++++ DATASET ROWS ++++
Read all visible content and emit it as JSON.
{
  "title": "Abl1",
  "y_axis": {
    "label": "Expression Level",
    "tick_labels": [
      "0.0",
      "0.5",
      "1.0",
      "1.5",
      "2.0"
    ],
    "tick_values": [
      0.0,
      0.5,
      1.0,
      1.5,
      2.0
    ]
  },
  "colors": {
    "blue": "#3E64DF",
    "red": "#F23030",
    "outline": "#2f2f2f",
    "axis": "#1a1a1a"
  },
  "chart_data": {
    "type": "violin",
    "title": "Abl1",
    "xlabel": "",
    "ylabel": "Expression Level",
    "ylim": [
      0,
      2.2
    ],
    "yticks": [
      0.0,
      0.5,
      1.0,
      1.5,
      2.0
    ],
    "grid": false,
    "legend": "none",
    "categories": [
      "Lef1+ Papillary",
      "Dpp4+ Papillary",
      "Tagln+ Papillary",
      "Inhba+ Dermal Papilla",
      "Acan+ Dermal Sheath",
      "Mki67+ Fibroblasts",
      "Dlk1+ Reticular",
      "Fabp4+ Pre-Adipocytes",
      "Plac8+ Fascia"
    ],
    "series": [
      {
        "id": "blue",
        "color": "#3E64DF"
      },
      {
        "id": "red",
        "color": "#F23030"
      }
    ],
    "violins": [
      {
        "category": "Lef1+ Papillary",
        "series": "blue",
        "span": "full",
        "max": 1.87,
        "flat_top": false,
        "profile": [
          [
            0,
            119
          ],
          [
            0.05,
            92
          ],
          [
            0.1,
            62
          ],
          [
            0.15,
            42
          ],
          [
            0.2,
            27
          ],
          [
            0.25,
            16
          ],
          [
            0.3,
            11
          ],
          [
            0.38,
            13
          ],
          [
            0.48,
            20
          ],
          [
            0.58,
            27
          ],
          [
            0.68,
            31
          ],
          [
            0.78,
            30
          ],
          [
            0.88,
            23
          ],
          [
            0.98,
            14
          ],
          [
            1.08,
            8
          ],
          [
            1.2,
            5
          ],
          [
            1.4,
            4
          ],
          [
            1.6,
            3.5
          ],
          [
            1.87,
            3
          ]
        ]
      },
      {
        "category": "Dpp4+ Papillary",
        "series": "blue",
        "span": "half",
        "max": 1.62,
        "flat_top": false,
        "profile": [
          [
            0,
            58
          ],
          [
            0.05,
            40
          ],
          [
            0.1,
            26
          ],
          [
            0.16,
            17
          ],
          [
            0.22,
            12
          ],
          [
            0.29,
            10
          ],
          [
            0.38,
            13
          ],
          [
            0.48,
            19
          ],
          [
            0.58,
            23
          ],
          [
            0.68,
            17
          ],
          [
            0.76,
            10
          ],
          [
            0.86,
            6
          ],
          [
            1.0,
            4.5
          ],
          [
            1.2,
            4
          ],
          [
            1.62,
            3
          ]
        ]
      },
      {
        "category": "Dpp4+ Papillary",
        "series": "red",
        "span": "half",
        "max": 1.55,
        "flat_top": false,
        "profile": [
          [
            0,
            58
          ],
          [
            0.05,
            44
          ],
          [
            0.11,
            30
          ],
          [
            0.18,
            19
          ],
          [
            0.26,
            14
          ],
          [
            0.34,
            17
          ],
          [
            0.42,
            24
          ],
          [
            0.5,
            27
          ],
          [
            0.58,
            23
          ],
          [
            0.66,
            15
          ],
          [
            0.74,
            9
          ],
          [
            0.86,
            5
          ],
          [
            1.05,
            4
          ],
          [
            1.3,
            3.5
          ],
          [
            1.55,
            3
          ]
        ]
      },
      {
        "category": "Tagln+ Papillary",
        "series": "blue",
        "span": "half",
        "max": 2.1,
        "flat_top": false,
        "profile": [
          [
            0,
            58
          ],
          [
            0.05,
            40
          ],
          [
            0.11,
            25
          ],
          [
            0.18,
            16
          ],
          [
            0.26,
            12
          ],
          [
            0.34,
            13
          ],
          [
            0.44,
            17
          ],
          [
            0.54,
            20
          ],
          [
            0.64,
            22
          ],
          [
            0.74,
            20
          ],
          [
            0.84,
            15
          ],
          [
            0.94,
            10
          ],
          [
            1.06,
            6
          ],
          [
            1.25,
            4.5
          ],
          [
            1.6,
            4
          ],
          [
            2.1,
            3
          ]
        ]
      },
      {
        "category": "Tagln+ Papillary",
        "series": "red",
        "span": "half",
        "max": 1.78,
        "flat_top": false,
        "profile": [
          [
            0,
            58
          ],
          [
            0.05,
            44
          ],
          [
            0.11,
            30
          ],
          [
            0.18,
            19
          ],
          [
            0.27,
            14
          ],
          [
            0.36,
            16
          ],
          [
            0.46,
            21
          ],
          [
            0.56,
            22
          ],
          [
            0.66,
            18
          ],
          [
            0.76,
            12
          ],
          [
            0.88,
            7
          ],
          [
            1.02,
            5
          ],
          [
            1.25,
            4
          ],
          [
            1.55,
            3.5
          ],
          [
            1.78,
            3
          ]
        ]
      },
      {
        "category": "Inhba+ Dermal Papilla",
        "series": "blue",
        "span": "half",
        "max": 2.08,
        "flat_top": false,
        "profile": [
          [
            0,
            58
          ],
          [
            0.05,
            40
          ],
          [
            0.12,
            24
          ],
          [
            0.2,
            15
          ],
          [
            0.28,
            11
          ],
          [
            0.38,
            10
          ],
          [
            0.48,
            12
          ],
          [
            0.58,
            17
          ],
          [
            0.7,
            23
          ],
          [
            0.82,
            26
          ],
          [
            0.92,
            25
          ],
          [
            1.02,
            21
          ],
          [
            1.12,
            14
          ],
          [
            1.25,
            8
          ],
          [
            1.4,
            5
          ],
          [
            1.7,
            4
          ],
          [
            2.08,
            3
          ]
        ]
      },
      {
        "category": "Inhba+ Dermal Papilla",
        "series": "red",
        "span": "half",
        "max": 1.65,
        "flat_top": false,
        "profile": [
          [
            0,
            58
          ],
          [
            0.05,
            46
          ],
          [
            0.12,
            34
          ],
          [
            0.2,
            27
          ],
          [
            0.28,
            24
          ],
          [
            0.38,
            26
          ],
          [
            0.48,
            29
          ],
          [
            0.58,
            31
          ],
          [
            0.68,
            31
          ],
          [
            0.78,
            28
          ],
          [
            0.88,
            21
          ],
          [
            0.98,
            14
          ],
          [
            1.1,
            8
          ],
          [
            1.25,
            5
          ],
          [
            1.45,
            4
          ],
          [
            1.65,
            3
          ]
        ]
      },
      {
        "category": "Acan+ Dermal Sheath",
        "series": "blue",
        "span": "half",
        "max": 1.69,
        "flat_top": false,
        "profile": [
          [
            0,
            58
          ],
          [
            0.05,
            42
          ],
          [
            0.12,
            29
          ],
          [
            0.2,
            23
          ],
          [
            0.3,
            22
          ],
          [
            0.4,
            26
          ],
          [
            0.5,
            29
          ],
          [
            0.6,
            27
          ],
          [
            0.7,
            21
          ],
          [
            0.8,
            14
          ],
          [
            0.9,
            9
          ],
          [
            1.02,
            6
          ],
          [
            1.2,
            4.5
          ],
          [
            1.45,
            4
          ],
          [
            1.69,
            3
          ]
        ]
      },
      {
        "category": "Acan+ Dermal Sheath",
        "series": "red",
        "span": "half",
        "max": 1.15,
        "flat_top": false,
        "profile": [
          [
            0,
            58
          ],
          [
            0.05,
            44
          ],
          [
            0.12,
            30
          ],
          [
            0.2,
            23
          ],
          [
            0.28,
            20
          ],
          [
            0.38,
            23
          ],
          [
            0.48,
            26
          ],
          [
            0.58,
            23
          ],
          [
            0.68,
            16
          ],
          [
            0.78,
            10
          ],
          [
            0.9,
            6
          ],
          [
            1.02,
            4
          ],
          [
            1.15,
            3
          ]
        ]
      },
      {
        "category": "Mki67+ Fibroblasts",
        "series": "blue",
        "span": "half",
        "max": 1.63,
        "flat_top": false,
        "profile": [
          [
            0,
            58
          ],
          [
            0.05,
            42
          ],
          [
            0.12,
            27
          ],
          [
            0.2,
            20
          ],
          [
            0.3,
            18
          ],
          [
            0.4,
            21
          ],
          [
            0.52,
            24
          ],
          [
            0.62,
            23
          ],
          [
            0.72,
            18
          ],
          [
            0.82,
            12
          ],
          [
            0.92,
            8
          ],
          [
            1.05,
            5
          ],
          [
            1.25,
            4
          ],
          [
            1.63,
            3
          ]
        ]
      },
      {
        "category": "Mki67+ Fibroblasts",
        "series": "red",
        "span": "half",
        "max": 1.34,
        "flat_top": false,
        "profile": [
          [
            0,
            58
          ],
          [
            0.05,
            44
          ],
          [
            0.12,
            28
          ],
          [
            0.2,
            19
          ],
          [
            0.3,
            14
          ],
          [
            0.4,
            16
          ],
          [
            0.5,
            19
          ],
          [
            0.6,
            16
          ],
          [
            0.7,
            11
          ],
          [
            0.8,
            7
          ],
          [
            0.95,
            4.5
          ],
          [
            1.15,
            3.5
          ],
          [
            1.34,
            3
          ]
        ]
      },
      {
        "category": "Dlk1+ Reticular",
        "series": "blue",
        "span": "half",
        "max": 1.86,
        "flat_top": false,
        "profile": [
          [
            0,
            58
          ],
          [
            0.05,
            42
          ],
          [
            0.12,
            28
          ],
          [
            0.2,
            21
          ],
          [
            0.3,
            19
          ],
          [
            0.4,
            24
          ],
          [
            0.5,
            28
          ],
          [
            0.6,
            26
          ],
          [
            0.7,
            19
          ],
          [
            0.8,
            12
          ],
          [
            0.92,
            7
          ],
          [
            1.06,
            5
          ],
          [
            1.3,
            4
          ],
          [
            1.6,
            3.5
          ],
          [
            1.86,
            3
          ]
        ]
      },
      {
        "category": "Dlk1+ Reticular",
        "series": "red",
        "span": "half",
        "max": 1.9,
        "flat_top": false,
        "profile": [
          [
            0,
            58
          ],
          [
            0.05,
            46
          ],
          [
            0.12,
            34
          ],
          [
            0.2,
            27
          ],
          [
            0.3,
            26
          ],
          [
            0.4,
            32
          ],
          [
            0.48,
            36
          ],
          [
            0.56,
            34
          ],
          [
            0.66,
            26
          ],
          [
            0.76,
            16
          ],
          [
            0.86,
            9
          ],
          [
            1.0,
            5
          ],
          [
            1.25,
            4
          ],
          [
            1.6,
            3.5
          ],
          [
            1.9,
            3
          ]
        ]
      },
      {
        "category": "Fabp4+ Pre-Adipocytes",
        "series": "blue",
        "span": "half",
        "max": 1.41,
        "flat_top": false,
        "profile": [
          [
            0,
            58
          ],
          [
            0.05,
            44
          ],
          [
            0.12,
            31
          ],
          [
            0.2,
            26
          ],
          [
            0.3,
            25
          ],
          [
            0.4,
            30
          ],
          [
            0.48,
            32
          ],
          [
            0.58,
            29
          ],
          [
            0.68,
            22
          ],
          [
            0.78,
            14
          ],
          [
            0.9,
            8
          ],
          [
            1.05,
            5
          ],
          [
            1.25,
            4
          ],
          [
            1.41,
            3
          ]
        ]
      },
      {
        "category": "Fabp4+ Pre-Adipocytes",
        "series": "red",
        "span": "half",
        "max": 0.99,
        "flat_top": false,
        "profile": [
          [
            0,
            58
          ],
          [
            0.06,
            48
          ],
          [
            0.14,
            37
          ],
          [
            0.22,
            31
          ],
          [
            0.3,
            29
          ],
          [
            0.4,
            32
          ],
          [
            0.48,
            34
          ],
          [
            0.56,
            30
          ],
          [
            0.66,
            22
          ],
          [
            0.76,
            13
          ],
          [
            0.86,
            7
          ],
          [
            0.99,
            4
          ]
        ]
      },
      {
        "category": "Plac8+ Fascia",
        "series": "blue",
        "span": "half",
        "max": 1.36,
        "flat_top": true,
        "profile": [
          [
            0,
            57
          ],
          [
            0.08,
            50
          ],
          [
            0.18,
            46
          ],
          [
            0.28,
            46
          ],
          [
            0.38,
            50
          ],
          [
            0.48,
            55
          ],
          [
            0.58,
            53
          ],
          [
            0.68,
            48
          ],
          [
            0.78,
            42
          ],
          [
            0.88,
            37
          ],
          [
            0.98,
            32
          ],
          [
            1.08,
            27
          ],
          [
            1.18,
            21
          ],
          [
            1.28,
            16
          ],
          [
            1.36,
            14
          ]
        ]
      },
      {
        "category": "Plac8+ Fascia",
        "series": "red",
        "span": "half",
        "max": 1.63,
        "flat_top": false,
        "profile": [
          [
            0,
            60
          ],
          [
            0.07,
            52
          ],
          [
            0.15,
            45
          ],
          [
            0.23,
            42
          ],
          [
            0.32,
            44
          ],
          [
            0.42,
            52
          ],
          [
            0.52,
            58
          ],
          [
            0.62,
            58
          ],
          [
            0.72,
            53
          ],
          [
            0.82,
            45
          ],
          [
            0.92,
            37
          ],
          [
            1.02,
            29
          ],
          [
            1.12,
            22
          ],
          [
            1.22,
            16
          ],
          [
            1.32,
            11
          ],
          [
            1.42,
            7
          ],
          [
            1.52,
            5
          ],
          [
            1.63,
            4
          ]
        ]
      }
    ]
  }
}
++++
* [SET TASK]: Copy every line from the entries that contains the word "Expression".

* [ANSWER TO THE PROBLEM]:
    "label": "Expression Level",
    "ylabel": "Expression Level",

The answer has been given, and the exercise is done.